• 本文
⁂

呼吸器疾患の放射線療法

『本当に大切なことが1冊でわかる呼吸器』(照林社)より転載、Web掲載にあたり一部改変。
内容は書籍刊行当時のもの。
今回は呼吸器疾患の放射線療法について解説します。

 

 

長島康恵
さいたま赤十字病院放射線・内視鏡センター看護係長
がん放射線療法看護認定看護師・日本核医学会認定核医学診療看護師

 

 

どんな治療?

放射線療法は、放射線を使った治療です。基本的にがんに適応されます。

 

memo:放射線

レントゲン博士が1895年に発見した電磁波。目で見たり、感じたりすることはできない。物質(細胞)を変質(電離・励起)させることができ、その作用を治療に用いる。

 

放射線療法で用いる放射線にはX線γ(ガンマ)線電子線陽子線重粒子線などがあります。最も一般的な治療は、装置のスイッチを押すとX線が発生する外照射です。

 

そのほか、放射線を出す放射性同位元素を身体に入れ、内側から放射線を照射する密封小線源治療や、RI内用療法という方法もあります。

⁂

• 学習資料
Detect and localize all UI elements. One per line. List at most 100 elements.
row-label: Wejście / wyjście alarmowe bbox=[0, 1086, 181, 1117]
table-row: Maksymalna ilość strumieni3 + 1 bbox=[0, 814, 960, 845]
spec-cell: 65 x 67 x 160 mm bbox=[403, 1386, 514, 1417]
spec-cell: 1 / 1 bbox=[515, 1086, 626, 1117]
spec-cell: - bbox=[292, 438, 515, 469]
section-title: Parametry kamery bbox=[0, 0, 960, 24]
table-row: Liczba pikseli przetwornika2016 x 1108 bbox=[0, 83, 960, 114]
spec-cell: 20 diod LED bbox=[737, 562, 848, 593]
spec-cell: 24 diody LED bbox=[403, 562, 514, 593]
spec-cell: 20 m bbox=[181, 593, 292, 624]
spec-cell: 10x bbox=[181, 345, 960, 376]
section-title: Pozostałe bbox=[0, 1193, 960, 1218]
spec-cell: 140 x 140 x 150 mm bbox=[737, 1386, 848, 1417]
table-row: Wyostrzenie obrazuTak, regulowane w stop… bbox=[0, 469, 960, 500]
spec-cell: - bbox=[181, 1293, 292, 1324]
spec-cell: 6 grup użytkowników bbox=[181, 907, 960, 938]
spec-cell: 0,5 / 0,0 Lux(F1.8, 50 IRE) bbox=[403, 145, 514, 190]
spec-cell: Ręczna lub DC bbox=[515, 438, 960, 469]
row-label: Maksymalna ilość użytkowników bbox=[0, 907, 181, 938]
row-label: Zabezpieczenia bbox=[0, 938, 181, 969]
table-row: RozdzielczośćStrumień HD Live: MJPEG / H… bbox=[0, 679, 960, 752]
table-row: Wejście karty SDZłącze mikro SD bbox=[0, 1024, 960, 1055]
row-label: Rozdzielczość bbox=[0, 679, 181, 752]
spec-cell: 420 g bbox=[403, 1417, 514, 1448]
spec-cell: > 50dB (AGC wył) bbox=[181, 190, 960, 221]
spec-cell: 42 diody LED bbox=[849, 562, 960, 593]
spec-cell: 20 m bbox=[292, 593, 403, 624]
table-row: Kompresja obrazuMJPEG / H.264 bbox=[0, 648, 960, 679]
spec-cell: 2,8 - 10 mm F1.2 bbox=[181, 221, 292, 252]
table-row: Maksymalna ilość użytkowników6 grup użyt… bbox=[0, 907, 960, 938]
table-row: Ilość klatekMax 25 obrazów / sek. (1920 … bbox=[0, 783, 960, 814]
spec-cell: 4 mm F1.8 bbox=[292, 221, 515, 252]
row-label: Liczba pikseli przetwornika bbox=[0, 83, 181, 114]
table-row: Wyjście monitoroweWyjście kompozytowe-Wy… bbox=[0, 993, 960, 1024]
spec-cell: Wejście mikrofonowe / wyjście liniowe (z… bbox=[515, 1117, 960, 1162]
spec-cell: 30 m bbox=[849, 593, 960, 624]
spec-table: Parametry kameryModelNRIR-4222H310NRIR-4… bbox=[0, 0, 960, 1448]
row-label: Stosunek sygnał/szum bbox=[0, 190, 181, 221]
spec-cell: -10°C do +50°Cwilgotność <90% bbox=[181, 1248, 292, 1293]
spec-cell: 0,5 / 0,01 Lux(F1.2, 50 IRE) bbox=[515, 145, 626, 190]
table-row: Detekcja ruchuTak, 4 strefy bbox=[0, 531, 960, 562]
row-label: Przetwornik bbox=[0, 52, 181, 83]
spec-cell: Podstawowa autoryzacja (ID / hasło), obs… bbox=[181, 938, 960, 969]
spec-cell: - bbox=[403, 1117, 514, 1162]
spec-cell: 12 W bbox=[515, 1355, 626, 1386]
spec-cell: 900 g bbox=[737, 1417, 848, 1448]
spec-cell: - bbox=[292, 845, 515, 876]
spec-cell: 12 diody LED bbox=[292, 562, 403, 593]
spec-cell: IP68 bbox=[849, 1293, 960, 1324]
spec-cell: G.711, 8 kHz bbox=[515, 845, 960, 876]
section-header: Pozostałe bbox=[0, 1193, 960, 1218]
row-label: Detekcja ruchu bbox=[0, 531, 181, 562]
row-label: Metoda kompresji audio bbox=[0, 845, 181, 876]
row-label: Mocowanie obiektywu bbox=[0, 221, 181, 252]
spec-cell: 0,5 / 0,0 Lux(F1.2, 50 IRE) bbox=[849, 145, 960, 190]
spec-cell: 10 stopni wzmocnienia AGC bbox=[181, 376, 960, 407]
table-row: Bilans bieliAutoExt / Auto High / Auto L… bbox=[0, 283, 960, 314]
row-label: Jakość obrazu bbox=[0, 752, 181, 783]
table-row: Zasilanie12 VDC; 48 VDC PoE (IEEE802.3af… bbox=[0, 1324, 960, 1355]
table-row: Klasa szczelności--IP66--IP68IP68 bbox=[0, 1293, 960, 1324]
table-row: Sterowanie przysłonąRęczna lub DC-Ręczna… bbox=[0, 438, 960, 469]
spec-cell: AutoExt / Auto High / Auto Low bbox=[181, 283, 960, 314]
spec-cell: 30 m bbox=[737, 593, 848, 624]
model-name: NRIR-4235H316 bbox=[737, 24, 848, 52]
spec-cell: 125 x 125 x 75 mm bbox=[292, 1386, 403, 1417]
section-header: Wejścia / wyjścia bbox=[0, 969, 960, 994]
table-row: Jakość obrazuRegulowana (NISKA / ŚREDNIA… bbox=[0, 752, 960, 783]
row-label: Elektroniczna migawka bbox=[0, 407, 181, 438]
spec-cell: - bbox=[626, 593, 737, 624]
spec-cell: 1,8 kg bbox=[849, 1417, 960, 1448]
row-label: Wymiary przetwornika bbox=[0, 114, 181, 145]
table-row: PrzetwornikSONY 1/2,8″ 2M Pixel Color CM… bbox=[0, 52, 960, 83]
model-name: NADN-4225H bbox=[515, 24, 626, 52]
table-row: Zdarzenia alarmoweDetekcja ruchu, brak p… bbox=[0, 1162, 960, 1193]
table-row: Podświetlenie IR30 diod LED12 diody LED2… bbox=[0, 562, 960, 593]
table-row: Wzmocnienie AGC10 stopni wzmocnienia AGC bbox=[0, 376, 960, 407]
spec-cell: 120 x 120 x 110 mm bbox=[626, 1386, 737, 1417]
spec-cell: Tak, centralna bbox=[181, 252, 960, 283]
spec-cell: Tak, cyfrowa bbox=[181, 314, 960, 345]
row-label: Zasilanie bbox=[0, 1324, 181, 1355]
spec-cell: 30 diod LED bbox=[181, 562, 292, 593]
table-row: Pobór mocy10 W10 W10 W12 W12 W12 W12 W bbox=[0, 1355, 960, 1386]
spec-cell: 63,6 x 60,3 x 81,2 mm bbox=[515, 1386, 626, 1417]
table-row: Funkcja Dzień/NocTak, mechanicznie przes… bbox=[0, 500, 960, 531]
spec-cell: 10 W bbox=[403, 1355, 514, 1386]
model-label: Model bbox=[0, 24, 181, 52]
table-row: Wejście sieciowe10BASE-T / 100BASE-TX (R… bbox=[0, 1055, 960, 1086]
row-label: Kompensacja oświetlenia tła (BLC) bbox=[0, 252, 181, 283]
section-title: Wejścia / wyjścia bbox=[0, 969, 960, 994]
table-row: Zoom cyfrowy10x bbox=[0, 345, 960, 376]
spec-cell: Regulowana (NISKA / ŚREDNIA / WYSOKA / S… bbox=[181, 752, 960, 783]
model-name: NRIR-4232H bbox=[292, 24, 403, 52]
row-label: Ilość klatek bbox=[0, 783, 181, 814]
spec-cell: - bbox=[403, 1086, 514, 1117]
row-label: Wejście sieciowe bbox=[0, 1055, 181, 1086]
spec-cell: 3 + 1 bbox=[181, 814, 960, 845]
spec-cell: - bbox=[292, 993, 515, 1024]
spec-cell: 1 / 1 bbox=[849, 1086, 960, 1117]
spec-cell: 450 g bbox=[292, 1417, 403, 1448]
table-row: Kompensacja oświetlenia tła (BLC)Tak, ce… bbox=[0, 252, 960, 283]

⁂

• 課題の指示
1 > 呼吸器疾患の放射線療法についての本文を読み、次の問いに答えなさい。
(a) 放射線を発見したのはだれで、それは何年ですか。
(b) 最も一般的な治療とされているのは、どのような方法ですか。
(c) 外照射のほかに、本文の最後で挙げられている方法を二つ答えなさい。
2 > 呼吸器疾患の放射線療法についての本文を、最後の文の後から書き継ぎなさい。

• 解答
1 >
(a) レントゲン博士が1895年に発見しました。
(b) 装置のスイッチを押すとX線が発生する外照射です。
(c) 密封小線源治療とRI内用療法です。

2 >
 

memo:RI内用療法

放射性核種による治療で、使用する核種が特定の臓器に選択的に取り込まれることを利用して、腫瘍の近傍からβ線もしくはα線を照射する。
131I( ヨード):甲状腺機能亢進症と甲状腺がんに使用(β線)
89Sr(ストロンチウム):転移性骨腫瘍の疼痛コントロール目的(β線)
90Y( イットリウム):悪性リンパ腫に適応あり(β線)
223R(ラジウム):去勢抵抗性前立腺がん骨転移に適応あり(α線)

 

放射線療法の利点と欠点は表1のとおりです。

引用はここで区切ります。